▶ **EXERCISE**
Scan the data. Collect each line that contains the word "분명하게".

—————

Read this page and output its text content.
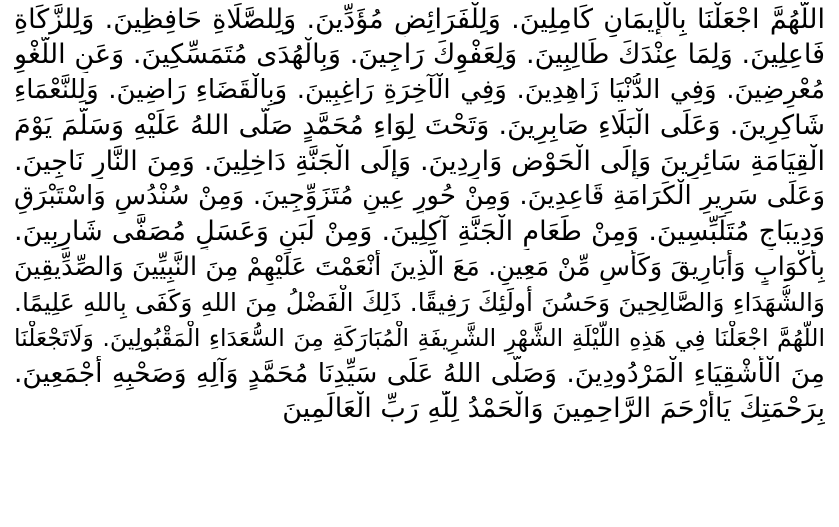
اللَّهُمَّ اجْعَلْنَا بِالْإِيمَانِ كَامِلِينَ. وَلِلْفَرَائِضِ مُؤَدِّينَ. وَلِلصَّلَاةِ حَافِظِينَ. وَلِلزَّكَاةِ
فَاعِلِينَ. وَلِمَا عِنْدَكَ طَالِبِينَ. وَلِعَفْوِكَ رَاجِينَ. وَبِالْهُدَى مُتَمَسِّكِينَ. وَعَنِ اللَّغْوِ
مُعْرِضِينَ. وَفِي الدُّنْيَا زَاهِدِينَ. وَفِي الْآخِرَةِ رَاغِبِينَ. وَبِالْقَضَاءِ رَاضِينَ. وَلِلنَّعْمَاءِ
شَاكِرِينَ. وَعَلَى الْبَلَاءِ صَابِرِينَ. وَتَحْتَ لِوَاءِ مُحَمَّدٍ صَلَّى اللهُ عَلَيْهِ وَسَلَّمَ يَوْمَ
الْقِيَامَةِ سَائِرِينَ وَإِلَى الْحَوْضِ وَارِدِينَ. وَإِلَى الْجَنَّةِ دَاخِلِينَ. وَمِنَ النَّارِ نَاجِينَ.
وَعَلَى سَرِيرِ الْكَرَامَةِ قَاعِدِينَ. وَمِنْ حُورٍ عِينٍ مُتَزَوِّجِينَ. وَمِنْ سُنْدُسٍ وَاسْتَبْرَقٍ
وَدِيبَاجٍ مُتَلَبِّسِينَ. وَمِنْ طَعَامِ الْجَنَّةِ آكِلِينَ. وَمِنْ لَبَنٍ وَعَسَلٍ مُصَفًّى شَارِبِينَ.
بِأَكْوَابٍ وَأَبَارِيقَ وَكَأْسٍ مِّنْ مَعِينٍ. مَعَ الَّذِينَ أَنْعَمْتَ عَلَيْهِمْ مِنَ النَّبِيِّينَ وَالصِّدِّيقِينَ
وَالشُّهَدَاءِ وَالصَّالِحِينَ وَحَسُنَ أُولَئِكَ رَفِيقًا. ذَلِكَ الْفَضْلُ مِنَ اللهِ وَكَفَى بِاللهِ عَلِيمًا.
اللَّهُمَّ اجْعَلْنَا فِي هَذِهِ اللَّيْلَةِ الشَّهْرِ الشَّرِيفَةِ الْمُبَارَكَةِ مِنَ السُّعَدَاءِ الْمَقْبُولِينَ. وَلَاتَجْعَلْنَا
مِنَ الْأَشْقِيَاءِ الْمَرْدُودِينَ. وَصَلَّى اللهُ عَلَى سَيِّدِنَا مُحَمَّدٍ وَآلِهِ وَصَحْبِهِ أَجْمَعِينَ.
بِرَحْمَتِكَ يَاأَرْحَمَ الرَّاحِمِينَ وَالْحَمْدُ لِلّٰهِ رَبِّ الْعَالَمِينَ
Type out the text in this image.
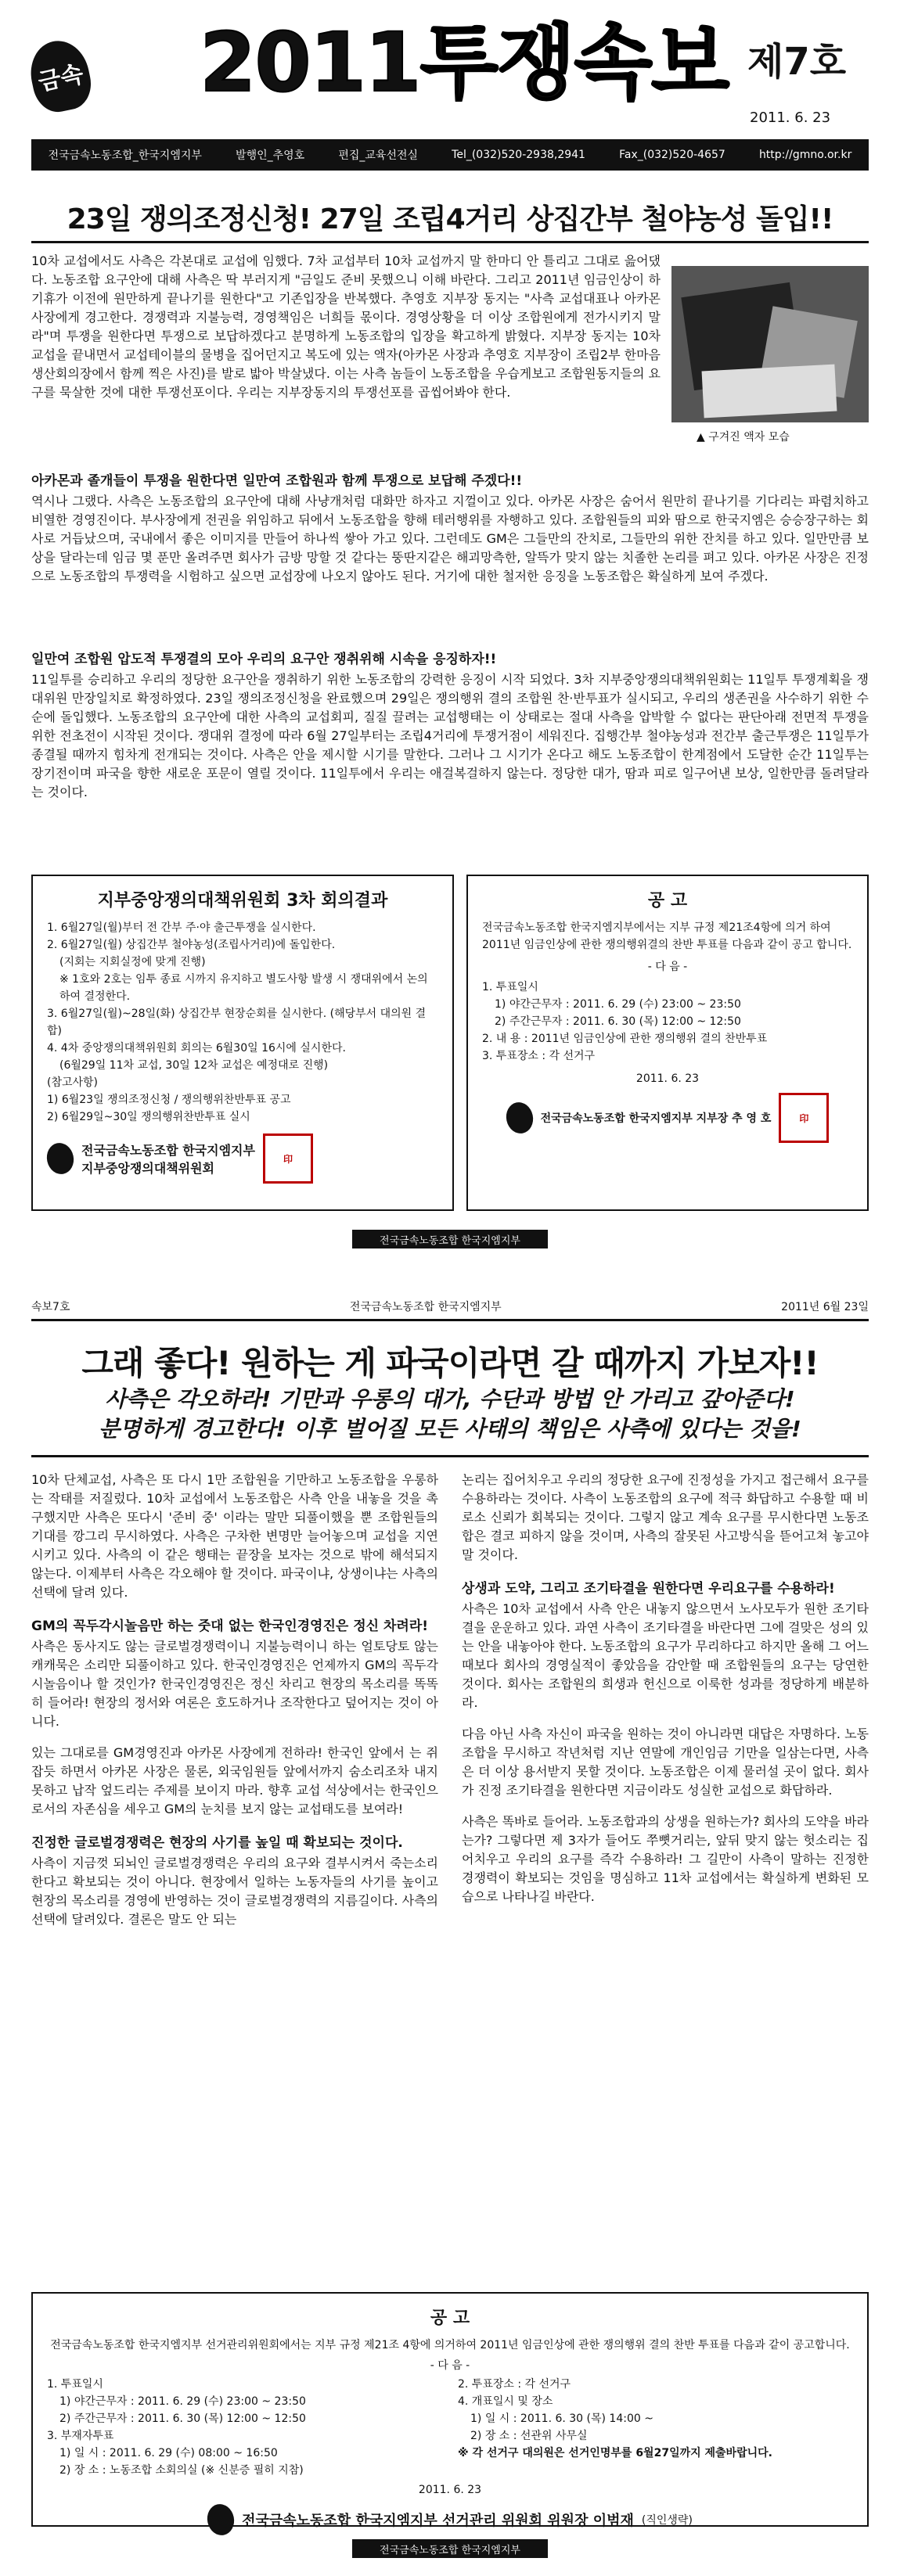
금속 2011투쟁속보 제7호
2011. 6. 23
전국금속노동조합_한국지엠지부	발행인_추영호	편집_교육선전실	Tel_(032)520-2938,2941	Fax_(032)520-4657	http://gmno.or.kr
23일 쟁의조정신청! 27일 조립4거리 상집간부 철야농성 돌입!!

10차 교섭에서도 사측은 각본대로 교섭에 임했다. 7차 교섭부터 10차 교섭까지 말 한마디 안 틀리고 그대로 읊어댔다. 노동조합 요구안에 대해 사측은 딱 부러지게 "금일도 준비 못했으니 이해 바란다. 그리고 2011년 임금인상이 하기휴가 이전에 원만하게 끝나기를 원한다"고 기존입장을 반복했다. 추영호 지부장 동지는 "사측 교섭대표나 아카몬 사장에게 경고한다. 경쟁력과 지불능력, 경영책임은 너희들 몫이다. 경영상황을 더 이상 조합원에게 전가시키지 말라"며 투쟁을 원한다면 투쟁으로 보답하겠다고 분명하게 노동조합의 입장을 확고하게 밝혔다. 지부장 동지는 10차 교섭을 끝내면서 교섭테이블의 물병을 집어던지고 복도에 있는 액자(아카몬 사장과 추영호 지부장이 조립2부 한마음생산회의장에서 함께 찍은 사진)를 발로 밟아 박살냈다. 이는 사측 놈들이 노동조합을 우습게보고 조합원동지들의 요구를 묵살한 것에 대한 투쟁선포이다. 우리는 지부장동지의 투쟁선포를 곱씹어봐야 한다.

▲ 구겨진 액자 모습

아카몬과 졸개들이 투쟁을 원한다면 일만여 조합원과 함께 투쟁으로 보답해 주겠다!!

역시나 그랬다. 사측은 노동조합의 요구안에 대해 사냥개처럼 대화만 하자고 지껄이고 있다. 아카몬 사장은 숨어서 원만히 끝나기를 기다리는 파렴치하고 비열한 경영진이다. 부사장에게 전권을 위임하고 뒤에서 노동조합을 향해 테러행위를 자행하고 있다. 조합원들의 피와 땀으로 한국지엠은 승승장구하는 회사로 거듭났으며, 국내에서 좋은 이미지를 만들어 하나씩 쌓아 가고 있다. 그런데도 GM은 그들만의 잔치로, 그들만의 위한 잔치를 하고 있다. 일만만큼 보상을 달라는데 임금 몇 푼만 올려주면 회사가 금방 망할 것 같다는 뚱딴지같은 해괴망측한, 알뜩가 맞지 않는 치졸한 논리를 펴고 있다. 아카몬 사장은 진정으로 노동조합의 투쟁력을 시험하고 싶으면 교섭장에 나오지 않아도 된다. 거기에 대한 철저한 응징을 노동조합은 확실하게 보여 주겠다.

일만여 조합원 압도적 투쟁결의 모아 우리의 요구안 쟁취위해 시속을 응징하자!!

11일투를 승리하고 우리의 정당한 요구안을 쟁취하기 위한 노동조합의 강력한 응징이 시작 되었다. 3차 지부중앙쟁의대책위원회는 11일투 투쟁계획을 쟁대위원 만장일치로 확정하였다. 23일 쟁의조정신청을 완료했으며 29일은 쟁의행위 결의 조합원 찬·반투표가 실시되고, 우리의 생존권을 사수하기 위한 수순에 돌입했다. 노동조합의 요구안에 대한 사측의 교섭회피, 질질 끌려는 교섭행태는 이 상태로는 절대 사측을 압박할 수 없다는 판단아래 전면적 투쟁을 위한 전초전이 시작된 것이다. 쟁대위 결정에 따라 6월 27일부터는 조립4거리에 투쟁거점이 세워진다. 집행간부 철야농성과 전간부 출근투쟁은 11일투가 종결될 때까지 힘차게 전개되는 것이다. 사측은 안을 제시할 시기를 말한다. 그러나 그 시기가 온다고 해도 노동조합이 한계점에서 도달한 순간 11일투는 장기전이며 파국을 향한 새로운 포문이 열릴 것이다. 11일투에서 우리는 애걸복걸하지 않는다. 정당한 대가, 땀과 피로 일구어낸 보상, 일한만큼 돌려달라는 것이다.

지부중앙쟁의대책위원회 3차 회의결과
1. 6월27일(월)부터 전 간부 주·야 출근투쟁을 실시한다.
2. 6월27일(월) 상집간부 철야농성(조립사거리)에 돌입한다.
(지회는 지회실정에 맞게 진행)
※ 1호와 2호는 임투 종료 시까지 유지하고 별도사항 발생 시 쟁대위에서 논의하여 결정한다.
3. 6월27일(월)~28일(화) 상집간부 현장순회를 실시한다. (해당부서 대의원 결합)
4. 4차 중앙쟁의대책위원회 회의는 6월30일 16시에 실시한다.
(6월29일 11차 교섭, 30일 12차 교섭은 예정대로 진행)
(참고사항)
1) 6월23일 쟁의조정신청 / 쟁의행위찬반투표 공고
2) 6월29일~30일 쟁의행위찬반투표 실시
전국금속노동조합 한국지엠지부
지부중앙쟁의대책위원회
印
공 고

전국금속노동조합 한국지엠지부에서는 지부 규정 제21조4항에 의거 하여 2011년 임금인상에 관한 쟁의행위결의 찬반 투표를 다음과 같이 공고 합니다.

- 다 음 -
1. 투표일시
1) 야간근무자 : 2011. 6. 29 (수) 23:00 ~ 23:50
2) 주간근무자 : 2011. 6. 30 (목) 12:00 ~ 12:50
2. 내 용 : 2011년 임금인상에 관한 쟁의행위 결의 찬반투표
3. 투표장소 : 각 선거구
2011. 6. 23
전국금속노동조합 한국지엠지부 지부장 추 영 호	印
전국금속노동조합 한국지엠지부
속보7호	전국금속노동조합 한국지엠지부	2011년 6월 23일
그래 좋다! 원하는 게 파국이라면 갈 때까지 가보자!!
사측은 각오하라! 기만과 우롱의 대가, 수단과 방법 안 가리고 갚아준다!
분명하게 경고한다! 이후 벌어질 모든 사태의 책임은 사측에 있다는 것을!

10차 단체교섭, 사측은 또 다시 1만 조합원을 기만하고 노동조합을 우롱하는 작태를 저질렀다. 10차 교섭에서 노동조합은 사측 안을 내놓을 것을 촉구했지만 사측은 또다시 '준비 중' 이라는 말만 되풀이했을 뿐 조합원들의 기대를 깡그리 무시하였다. 사측은 구차한 변명만 늘어놓으며 교섭을 지연시키고 있다. 사측의 이 같은 행태는 끝장을 보자는 것으로 밖에 해석되지 않는다. 이제부터 사측은 각오해야 할 것이다. 파국이냐, 상생이냐는 사측의 선택에 달려 있다.

GM의 꼭두각시놀음만 하는 줏대 없는 한국인경영진은 정신 차려라!

사측은 동사지도 않는 글로벌경쟁력이니 지불능력이니 하는 얼토당토 않는 캐캐묵은 소리만 되풀이하고 있다. 한국인경영진은 언제까지 GM의 꼭두각시놀음이나 할 것인가? 한국인경영진은 정신 차리고 현장의 목소리를 똑똑히 들어라! 현장의 정서와 여론은 호도하거나 조작한다고 덮어지는 것이 아니다.

있는 그대로를 GM경영진과 아카몬 사장에게 전하라! 한국인 앞에서 는 쥐 잡듯 하면서 아카몬 사장은 물론, 외국임원들 앞에서까지 숨소리조차 내지 못하고 납작 엎드리는 주제를 보이지 마라. 향후 교섭 석상에서는 한국인으로서의 자존심을 세우고 GM의 눈치를 보지 않는 교섭태도를 보여라!

진정한 글로벌경쟁력은 현장의 사기를 높일 때 확보되는 것이다.

사측이 지금껏 되뇌인 글로벌경쟁력은 우리의 요구와 결부시켜서 죽는소리 한다고 확보되는 것이 아니다. 현장에서 일하는 노동자들의 사기를 높이고 현장의 목소리를 경영에 반영하는 것이 글로벌경쟁력의 지름길이다. 사측의 선택에 달려있다. 결론은 말도 안 되는

논리는 집어치우고 우리의 정당한 요구에 진정성을 가지고 접근해서 요구를 수용하라는 것이다. 사측이 노동조합의 요구에 적극 화답하고 수용할 때 비로소 신뢰가 회복되는 것이다. 그렇지 않고 계속 요구를 무시한다면 노동조합은 결코 피하지 않을 것이며, 사측의 잘못된 사고방식을 뜯어고쳐 놓고야 말 것이다.

상생과 도약, 그리고 조기타결을 원한다면 우리요구를 수용하라!

사측은 10차 교섭에서 사측 안은 내놓지 않으면서 노사모두가 원한 조기타결을 운운하고 있다. 과연 사측이 조기타결을 바란다면 그에 걸맞은 성의 있는 안을 내놓아야 한다. 노동조합의 요구가 무리하다고 하지만 올해 그 어느 때보다 회사의 경영실적이 좋았음을 감안할 때 조합원들의 요구는 당연한 것이다. 회사는 조합원의 희생과 헌신으로 이룩한 성과를 정당하게 배분하라.

다음 아닌 사측 자신이 파국을 원하는 것이 아니라면 대답은 자명하다. 노동조합을 무시하고 작년처럼 지난 연말에 개인임금 기만을 일삼는다면, 사측은 더 이상 용서받지 못할 것이다. 노동조합은 이제 물러설 곳이 없다. 회사가 진정 조기타결을 원한다면 지금이라도 성실한 교섭으로 화답하라.

사측은 똑바로 들어라. 노동조합과의 상생을 원하는가? 회사의 도약을 바라는가? 그렇다면 제 3자가 들어도 쭈뼛거리는, 앞뒤 맞지 않는 헛소리는 집어치우고 우리의 요구를 즉각 수용하라! 그 길만이 사측이 말하는 진정한 경쟁력이 확보되는 것임을 명심하고 11차 교섭에서는 확실하게 변화된 모습으로 나타나길 바란다.

공 고

전국금속노동조합 한국지엠지부 선거관리위원회에서는 지부 규정 제21조 4항에 의거하여 2011년 임금인상에 관한 쟁의행위 결의 찬반 투표를 다음과 같이 공고합니다.

- 다 음 -
1. 투표일시
1) 야간근무자 : 2011. 6. 29 (수) 23:00 ~ 23:50
2) 주간근무자 : 2011. 6. 30 (목) 12:00 ~ 12:50
3. 부재자투표
1) 일 시 : 2011. 6. 29 (수) 08:00 ~ 16:50
2) 장 소 : 노동조합 소회의실 (※ 신분증 필히 지참)
2. 투표장소 : 각 선거구
4. 개표일시 및 장소
1) 일 시 : 2011. 6. 30 (목) 14:00 ~
2) 장 소 : 선관위 사무실
※ 각 선거구 대의원은 선거인명부를 6월27일까지 제출바랍니다.
2011. 6. 23
전국금속노동조합 한국지엠지부 선거관리 위원회 위원장 이범재 (직인생략)
전국금속노동조합 한국지엠지부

—————

▶ **TASK RESPONSE**
10차 교섭에서도 사측은 각본대로 교섭에 임했다. 7차 교섭부터 10차 교섭까지 말 한마디 안 틀리고 그대로 읊어댔다. 노동조합 요구안에 대해 사측은 딱 부러지게 "금일도 준비 못했으니 이해 바란다. 그리고 2011년 임금인상이 하기휴가 이전에 원만하게 끝나기를 원한다"고 기존입장을 반복했다. 추영호 지부장 동지는 "사측 교섭대표나 아카몬 사장에게 경고한다. 경쟁력과 지불능력, 경영책임은 너희들 몫이다. 경영상황을 더 이상 조합원에게 전가시키지 말라"며 투쟁을 원한다면 투쟁으로 보답하겠다고 분명하게 노동조합의 입장을 확고하게 밝혔다. 지부장 동지는 10차 교섭을 끝내면서 교섭테이블의 물병을 집어던지고 복도에 있는 액자(아카몬 사장과 추영호 지부장이 조립2부 한마음생산회의장에서 함께 찍은 사진)를 발로 밟아 박살냈다. 이는 사측 놈들이 노동조합을 우습게보고 조합원동지들의 요구를 묵살한 것에 대한 투쟁선포이다. 우리는 지부장동지의 투쟁선포를 곱씹어봐야 한다.
분명하게 경고한다! 이후 벌어질 모든 사태의 책임은 사측에 있다는 것을!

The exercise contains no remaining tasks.